BRIEF: Every line of the material is to be quoted verbatim, minus the pictures.

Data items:
-- Begin --

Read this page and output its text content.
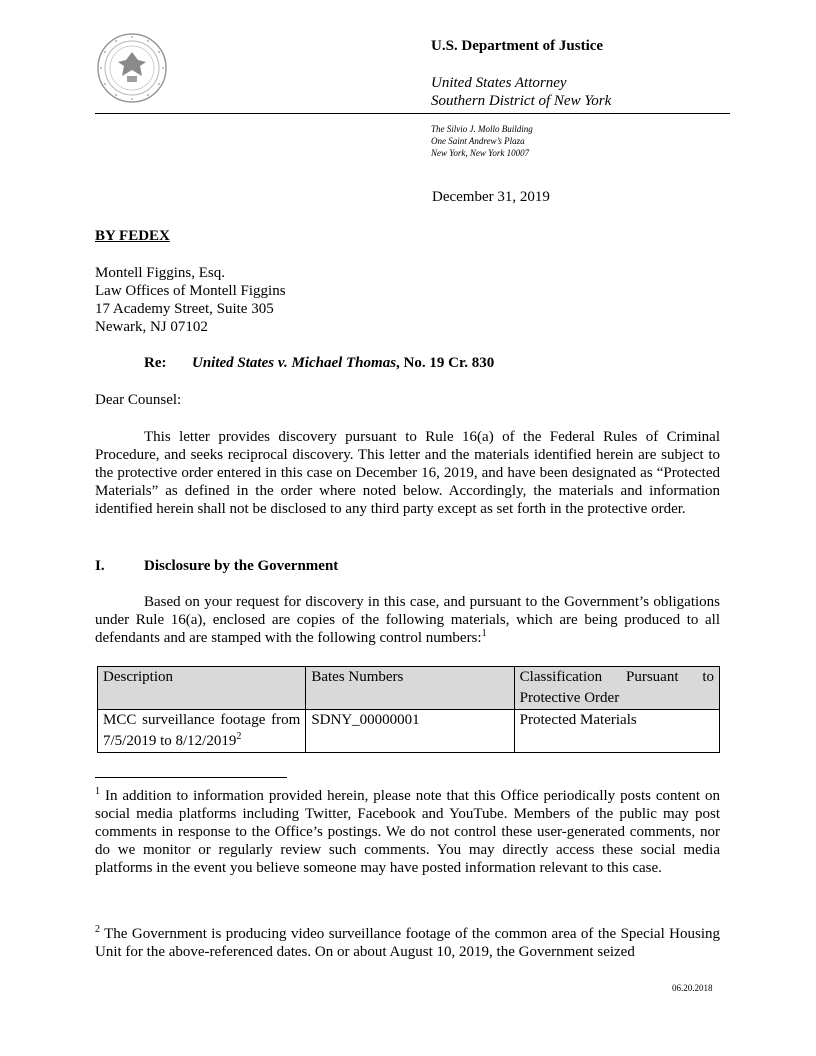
U.S. Department of Justice
United States Attorney
Southern District of New York
The Silvio J. Mollo Building
One Saint Andrew’s Plaza
New York, New York 10007
December 31, 2019
BY FEDEX
Montell Figgins, Esq.
Law Offices of Montell Figgins
17 Academy Street, Suite 305
Newark, NJ 07102
Re: United States v. Michael Thomas, No. 19 Cr. 830
Dear Counsel:
This letter provides discovery pursuant to Rule 16(a) of the Federal Rules of Criminal Procedure, and seeks reciprocal discovery. This letter and the materials identified herein are subject to the protective order entered in this case on December 16, 2019, and have been designated as “Protected Materials” as defined in the order where noted below. Accordingly, the materials and information identified herein shall not be disclosed to any third party except as set forth in the protective order.
I.	Disclosure by the Government
Based on your request for discovery in this case, and pursuant to the Government’s obligations under Rule 16(a), enclosed are copies of the following materials, which are being produced to all defendants and are stamped with the following control numbers:$^1$
Description	Bates Numbers	Classification Pursuant to Protective Order
MCC surveillance footage from 7/5/2019 to 8/12/2019$^2$	SDNY_00000001	Protected Materials
$^1$ In addition to information provided herein, please note that this Office periodically posts content on social media platforms including Twitter, Facebook and YouTube. Members of the public may post comments in response to the Office’s postings. We do not control these user-generated comments, nor do we monitor or regularly review such comments. You may directly access these social media platforms in the event you believe someone may have posted information relevant to this case.
$^2$ The Government is producing video surveillance footage of the common area of the Special Housing Unit for the above-referenced dates. On or about August 10, 2019, the Government seized
06.20.2018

-- End --

RESULT FOR THIS TASK:
Read this page and output its text content.
U.S. Department of Justice
United States Attorney
Southern District of New York
The Silvio J. Mollo Building
One Saint Andrew’s Plaza
New York, New York 10007
December 31, 2019
BY FEDEX
Montell Figgins, Esq.
Law Offices of Montell Figgins
17 Academy Street, Suite 305
Newark, NJ 07102
Re: United States v. Michael Thomas, No. 19 Cr. 830
Dear Counsel:
This letter provides discovery pursuant to Rule 16(a) of the Federal Rules of Criminal Procedure, and seeks reciprocal discovery. This letter and the materials identified herein are subject to the protective order entered in this case on December 16, 2019, and have been designated as “Protected Materials” as defined in the order where noted below. Accordingly, the materials and information identified herein shall not be disclosed to any third party except as set forth in the protective order.
I.	Disclosure by the Government
Based on your request for discovery in this case, and pursuant to the Government’s obligations under Rule 16(a), enclosed are copies of the following materials, which are being produced to all defendants and are stamped with the following control numbers:$^1$
Description	Bates Numbers	Classification Pursuant to Protective Order
MCC surveillance footage from 7/5/2019 to 8/12/2019$^2$	SDNY_00000001	Protected Materials
$^1$ In addition to information provided herein, please note that this Office periodically posts content on social media platforms including Twitter, Facebook and YouTube. Members of the public may post comments in response to the Office’s postings. We do not control these user-generated comments, nor do we monitor or regularly review such comments. You may directly access these social media platforms in the event you believe someone may have posted information relevant to this case.
$^2$ The Government is producing video surveillance footage of the common area of the Special Housing Unit for the above-referenced dates. On or about August 10, 2019, the Government seized
06.20.2018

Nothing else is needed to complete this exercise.